**Stored records**
______

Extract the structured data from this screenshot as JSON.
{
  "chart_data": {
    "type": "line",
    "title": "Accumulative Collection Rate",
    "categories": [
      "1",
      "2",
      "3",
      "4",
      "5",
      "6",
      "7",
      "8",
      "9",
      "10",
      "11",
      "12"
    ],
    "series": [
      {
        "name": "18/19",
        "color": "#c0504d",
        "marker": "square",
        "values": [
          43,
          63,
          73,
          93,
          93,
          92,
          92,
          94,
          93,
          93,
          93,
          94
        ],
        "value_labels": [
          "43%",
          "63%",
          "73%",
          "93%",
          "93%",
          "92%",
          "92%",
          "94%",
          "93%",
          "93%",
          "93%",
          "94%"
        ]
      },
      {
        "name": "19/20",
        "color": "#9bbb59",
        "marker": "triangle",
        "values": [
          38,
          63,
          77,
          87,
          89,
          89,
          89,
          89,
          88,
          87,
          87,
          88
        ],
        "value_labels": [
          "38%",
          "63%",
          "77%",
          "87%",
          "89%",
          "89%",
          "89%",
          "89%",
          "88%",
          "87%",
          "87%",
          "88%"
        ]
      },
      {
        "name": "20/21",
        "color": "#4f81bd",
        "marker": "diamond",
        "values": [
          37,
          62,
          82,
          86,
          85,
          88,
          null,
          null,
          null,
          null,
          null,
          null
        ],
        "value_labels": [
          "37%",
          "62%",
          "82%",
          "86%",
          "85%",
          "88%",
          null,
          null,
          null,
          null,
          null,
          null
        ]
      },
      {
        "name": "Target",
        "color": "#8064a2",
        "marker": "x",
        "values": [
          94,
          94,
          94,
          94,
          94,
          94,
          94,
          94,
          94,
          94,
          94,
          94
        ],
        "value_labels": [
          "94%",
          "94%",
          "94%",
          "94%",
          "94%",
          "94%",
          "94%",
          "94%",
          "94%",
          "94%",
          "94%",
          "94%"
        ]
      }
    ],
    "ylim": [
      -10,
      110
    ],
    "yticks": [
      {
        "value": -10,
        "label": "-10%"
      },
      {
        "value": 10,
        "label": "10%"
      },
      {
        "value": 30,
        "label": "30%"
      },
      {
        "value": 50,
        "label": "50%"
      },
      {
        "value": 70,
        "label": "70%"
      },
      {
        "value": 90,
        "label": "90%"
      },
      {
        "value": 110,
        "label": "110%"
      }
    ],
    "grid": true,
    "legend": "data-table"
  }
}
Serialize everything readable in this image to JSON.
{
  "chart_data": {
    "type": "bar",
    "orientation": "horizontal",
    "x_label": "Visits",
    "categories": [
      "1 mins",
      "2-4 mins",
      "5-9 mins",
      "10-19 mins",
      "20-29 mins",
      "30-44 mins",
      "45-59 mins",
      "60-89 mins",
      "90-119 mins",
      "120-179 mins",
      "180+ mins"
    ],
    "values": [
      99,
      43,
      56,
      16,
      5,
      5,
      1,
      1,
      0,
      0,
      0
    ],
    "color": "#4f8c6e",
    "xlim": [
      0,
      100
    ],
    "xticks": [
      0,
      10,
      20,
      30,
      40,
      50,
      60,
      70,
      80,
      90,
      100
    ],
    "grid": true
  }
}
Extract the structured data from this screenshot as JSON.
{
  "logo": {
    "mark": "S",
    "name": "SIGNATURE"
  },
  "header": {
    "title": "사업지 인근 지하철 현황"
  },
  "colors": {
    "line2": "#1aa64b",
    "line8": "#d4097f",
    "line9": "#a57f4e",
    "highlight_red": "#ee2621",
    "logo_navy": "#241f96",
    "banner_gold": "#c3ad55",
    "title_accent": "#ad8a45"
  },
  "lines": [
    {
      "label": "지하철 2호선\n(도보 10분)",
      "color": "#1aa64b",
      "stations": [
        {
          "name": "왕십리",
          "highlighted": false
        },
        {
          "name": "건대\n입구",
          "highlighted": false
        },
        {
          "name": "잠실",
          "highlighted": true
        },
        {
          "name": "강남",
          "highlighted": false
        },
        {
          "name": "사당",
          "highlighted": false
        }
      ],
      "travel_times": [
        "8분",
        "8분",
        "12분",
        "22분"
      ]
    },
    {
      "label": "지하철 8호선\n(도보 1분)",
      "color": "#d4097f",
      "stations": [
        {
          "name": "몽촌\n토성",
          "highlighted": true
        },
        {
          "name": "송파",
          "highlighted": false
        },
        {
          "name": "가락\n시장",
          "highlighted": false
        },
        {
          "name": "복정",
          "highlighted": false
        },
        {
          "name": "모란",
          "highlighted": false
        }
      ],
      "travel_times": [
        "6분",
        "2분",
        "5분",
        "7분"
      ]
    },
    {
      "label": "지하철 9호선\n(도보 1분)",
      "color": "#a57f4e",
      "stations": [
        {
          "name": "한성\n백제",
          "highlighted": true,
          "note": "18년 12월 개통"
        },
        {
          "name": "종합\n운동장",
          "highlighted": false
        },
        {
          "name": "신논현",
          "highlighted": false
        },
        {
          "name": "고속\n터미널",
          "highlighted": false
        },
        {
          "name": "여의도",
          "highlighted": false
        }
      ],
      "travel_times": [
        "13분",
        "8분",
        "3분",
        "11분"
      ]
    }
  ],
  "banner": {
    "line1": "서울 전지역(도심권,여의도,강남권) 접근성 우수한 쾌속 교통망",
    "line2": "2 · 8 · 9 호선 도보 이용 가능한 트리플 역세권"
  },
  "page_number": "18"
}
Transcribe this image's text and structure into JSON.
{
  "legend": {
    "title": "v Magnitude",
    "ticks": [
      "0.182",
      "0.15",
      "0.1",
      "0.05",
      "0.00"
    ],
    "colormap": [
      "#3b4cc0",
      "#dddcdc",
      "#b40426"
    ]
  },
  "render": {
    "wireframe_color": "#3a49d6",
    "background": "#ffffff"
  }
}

______

**Problem to work on**
Which lines contain the word "marker"? Copy each one.

**The solution**
        "marker": "square",
        "marker": "triangle",
        "marker": "diamond",
        "marker": "x",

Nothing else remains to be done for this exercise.